*Source passage*.
[BEGIN]

SCRAPBOOK BEFORE 1929 Two Letters from Manon Cornett Concerning the Versailles Affair 1921

Pine Mountain Settlement School
Series 27: Scrapbooks
SCRAPBOOK BEFORE 1929

SCRAPBOOK BEFORE 1929: “Two Letters from Manon Cornett Concerning the Versailles Affair”

March 24, 1921

TAGS: Manon Cornett ; Lura Parsons ; murder ; Harlan County ; Deputy Commissioner, Office of Insurance Commissioner ; State of Kentucky ; James F. Ramey, Commissioner ; Governor Morrow ; race relations ; negroes ; hangings ; lynching ; Woodford County ; Republican party ; ancestors ; genealogy ; southern Appalachian mountains ; Appalachia ; Kentucky ; ‘mountain-whites’ ; Versailles, KY ;  education ; educators ; Berea College ; Revolutionary War ; Hardmann crime, KY ; mob law ; rural police force ;


william_manon_cornett

William ‘Manon’ Cornett as Chief of Staff of Congressman John W. Langley 1912 [Creative Commons, Meckcommish – Own work]

In a letter to the editor, Manon Cornett (1882-1956) questions the handling of mob violence by the officials of Woodford County and compares the vigilante actions in Woodford County, KY to those surrounding the Lura Parson’s murder trial in Harlan County, KY.  Lura Parsons was a Pine Mountain employee who was raped and murdered on the Laden Trail as she walked from Dillon Station to the Settlement School in 1921. Her assailant was wrongly identified as a negro who was working on a nearby logging operation and who was brought to trial for the murder. Many viewed his arrest and conviction through their racist lens and Katherine Pettit and many of the Pine Mountain staff saw his trial as unjustly managed and worked to clear his name and to identify a local veterinarian as the perpetrator of the crime.

[END]

*Source data*.
[BEGIN]

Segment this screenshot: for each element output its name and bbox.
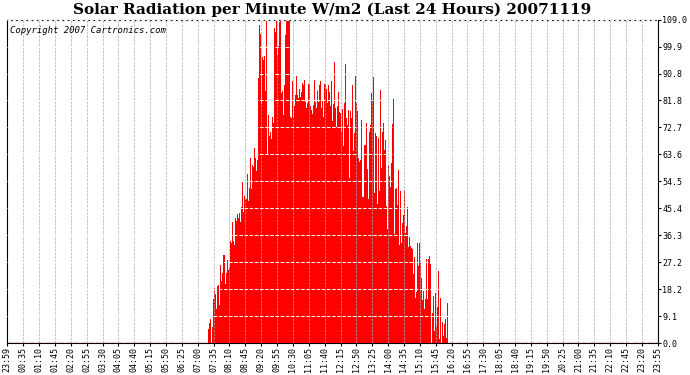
Title: Solar Radiation per Minute W/m2 (Last 24 Hours) 20071119: Solar Radiation per Minute W/m2 (Last 24… [73, 3, 592, 17]
Text: Copyright 2007 Cartronics.com: Copyright 2007 Cartronics.com [10, 26, 166, 35]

[END]

Answer these from the scrapbook page:
(a) What date does the scrapbook page give under the title of the letters?
(b) According to the photo caption, what role did William ‘Manon’ Cornett hold in 1912?
(c) Between which two places was Lura Parsons walking when she was murdered?
The lines have no connection to the scrapbook page.

*Exercise response*.
(a) March 24, 1921.
(b) Chief of Staff of Congressman John W. Langley.
(c) From Dillon Station to the Settlement School.